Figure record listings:
+++
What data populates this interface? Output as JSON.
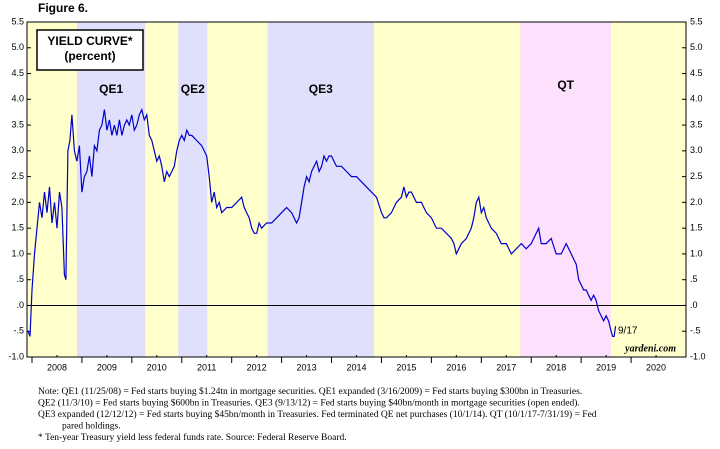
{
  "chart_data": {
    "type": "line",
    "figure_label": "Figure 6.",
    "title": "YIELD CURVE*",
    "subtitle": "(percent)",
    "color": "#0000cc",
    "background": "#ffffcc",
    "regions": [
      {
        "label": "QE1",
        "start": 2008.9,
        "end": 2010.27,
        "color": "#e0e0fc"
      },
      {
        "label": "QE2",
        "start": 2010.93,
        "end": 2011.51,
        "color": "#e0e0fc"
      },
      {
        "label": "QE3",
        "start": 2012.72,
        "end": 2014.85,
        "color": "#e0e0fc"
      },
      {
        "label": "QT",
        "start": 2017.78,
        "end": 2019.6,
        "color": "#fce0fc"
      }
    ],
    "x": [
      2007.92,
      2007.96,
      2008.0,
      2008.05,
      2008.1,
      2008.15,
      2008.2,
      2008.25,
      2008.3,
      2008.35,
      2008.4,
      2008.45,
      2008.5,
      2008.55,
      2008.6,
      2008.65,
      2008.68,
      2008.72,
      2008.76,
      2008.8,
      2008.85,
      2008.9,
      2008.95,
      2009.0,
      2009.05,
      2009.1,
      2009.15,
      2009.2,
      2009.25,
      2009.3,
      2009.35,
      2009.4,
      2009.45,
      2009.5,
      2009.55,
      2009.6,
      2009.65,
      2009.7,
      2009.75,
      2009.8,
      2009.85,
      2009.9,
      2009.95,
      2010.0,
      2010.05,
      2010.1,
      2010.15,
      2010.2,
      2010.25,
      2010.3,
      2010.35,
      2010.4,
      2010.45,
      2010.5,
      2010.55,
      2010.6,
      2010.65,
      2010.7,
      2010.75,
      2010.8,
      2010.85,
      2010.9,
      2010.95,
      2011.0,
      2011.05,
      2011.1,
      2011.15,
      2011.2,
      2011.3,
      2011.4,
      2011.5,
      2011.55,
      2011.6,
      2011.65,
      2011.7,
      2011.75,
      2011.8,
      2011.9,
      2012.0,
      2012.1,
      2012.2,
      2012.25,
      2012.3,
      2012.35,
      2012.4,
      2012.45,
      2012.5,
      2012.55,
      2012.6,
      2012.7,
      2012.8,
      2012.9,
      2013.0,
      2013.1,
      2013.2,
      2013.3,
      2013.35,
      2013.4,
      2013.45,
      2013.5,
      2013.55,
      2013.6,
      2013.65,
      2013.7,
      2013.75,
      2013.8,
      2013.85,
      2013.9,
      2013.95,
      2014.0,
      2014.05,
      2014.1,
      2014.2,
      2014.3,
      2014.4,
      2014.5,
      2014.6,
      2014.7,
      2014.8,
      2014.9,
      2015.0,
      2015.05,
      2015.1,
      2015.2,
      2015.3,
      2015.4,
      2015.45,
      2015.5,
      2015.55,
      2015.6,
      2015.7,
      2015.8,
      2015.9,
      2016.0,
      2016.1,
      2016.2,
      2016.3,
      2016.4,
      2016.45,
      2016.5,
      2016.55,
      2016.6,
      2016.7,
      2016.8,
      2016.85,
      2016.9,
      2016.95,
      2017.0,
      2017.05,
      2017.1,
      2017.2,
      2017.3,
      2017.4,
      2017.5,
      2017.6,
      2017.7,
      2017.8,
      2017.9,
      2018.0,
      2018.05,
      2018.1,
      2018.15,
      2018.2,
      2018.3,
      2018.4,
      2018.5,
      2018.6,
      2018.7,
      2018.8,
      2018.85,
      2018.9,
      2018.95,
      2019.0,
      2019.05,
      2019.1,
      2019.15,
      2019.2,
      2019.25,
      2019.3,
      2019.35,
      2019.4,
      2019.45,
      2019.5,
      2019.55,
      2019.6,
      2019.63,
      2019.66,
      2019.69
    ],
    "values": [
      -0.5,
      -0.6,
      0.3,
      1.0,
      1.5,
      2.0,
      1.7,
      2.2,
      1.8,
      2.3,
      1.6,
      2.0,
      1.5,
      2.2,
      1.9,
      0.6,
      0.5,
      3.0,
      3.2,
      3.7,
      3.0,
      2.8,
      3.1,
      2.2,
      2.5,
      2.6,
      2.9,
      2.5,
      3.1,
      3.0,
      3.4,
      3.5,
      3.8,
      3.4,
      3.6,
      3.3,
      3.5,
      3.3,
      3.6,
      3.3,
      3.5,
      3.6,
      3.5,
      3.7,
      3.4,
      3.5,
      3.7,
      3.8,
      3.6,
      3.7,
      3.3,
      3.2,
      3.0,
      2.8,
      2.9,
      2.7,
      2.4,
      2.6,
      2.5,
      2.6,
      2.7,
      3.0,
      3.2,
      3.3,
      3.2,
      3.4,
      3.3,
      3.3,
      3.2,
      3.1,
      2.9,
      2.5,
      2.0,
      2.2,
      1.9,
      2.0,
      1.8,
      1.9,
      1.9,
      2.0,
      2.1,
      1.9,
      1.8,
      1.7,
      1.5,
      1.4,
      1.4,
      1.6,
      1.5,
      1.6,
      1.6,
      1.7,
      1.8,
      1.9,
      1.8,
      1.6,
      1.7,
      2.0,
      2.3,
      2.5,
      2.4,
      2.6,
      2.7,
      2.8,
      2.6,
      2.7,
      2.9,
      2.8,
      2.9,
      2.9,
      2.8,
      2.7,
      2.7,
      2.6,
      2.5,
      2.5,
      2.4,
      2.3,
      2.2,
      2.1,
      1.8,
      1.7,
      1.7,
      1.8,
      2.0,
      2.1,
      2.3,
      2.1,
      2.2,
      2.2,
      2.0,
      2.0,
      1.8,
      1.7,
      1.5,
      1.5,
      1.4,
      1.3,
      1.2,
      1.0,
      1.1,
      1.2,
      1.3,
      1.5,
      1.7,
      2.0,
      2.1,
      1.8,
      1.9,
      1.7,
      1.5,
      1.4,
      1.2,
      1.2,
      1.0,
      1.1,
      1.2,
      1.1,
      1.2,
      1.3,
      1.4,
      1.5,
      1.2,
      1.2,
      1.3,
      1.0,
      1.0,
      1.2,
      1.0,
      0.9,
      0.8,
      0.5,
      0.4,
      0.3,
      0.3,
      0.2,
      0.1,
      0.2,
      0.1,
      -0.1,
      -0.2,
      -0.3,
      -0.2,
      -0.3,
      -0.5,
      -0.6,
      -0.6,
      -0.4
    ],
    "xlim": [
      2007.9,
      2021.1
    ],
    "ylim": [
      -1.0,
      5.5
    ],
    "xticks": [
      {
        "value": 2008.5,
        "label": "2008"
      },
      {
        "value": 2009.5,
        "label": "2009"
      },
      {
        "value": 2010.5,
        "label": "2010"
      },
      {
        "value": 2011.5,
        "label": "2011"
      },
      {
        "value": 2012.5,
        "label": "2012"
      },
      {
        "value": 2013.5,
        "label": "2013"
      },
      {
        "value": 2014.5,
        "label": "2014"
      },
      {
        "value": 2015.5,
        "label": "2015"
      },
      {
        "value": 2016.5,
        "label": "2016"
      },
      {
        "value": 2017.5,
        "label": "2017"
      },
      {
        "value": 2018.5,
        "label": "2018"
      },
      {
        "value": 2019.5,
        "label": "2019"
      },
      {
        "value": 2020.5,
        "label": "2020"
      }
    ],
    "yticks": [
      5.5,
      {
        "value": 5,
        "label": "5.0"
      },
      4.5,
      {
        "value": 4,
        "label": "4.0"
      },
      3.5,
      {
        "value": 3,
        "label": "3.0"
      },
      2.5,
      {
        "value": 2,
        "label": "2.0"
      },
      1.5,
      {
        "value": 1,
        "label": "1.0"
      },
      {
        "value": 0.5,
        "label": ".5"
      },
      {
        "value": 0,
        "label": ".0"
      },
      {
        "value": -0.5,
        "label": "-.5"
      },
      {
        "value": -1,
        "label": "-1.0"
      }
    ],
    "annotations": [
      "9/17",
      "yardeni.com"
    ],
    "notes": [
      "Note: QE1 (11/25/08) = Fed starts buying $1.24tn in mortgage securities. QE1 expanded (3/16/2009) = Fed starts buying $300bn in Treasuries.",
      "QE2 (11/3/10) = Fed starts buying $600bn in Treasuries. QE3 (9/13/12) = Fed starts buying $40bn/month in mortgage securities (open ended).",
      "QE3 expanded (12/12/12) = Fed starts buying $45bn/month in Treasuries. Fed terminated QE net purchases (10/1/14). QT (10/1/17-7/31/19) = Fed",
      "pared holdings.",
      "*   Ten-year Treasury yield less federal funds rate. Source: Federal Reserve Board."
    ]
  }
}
+++
● Requirements: Select the lines that carry the string "month" and copy them.

● Finished answer:
      "QE2 (11/3/10) = Fed starts buying $600bn in Treasuries. QE3 (9/13/12) = Fed starts buying $40bn/month in mortgage securities (open ended).",
      "QE3 expanded (12/12/12) = Fed starts buying $45bn/month in Treasuries. Fed terminated QE net purchases (10/1/14). QT (10/1/17-7/31/19) = Fed",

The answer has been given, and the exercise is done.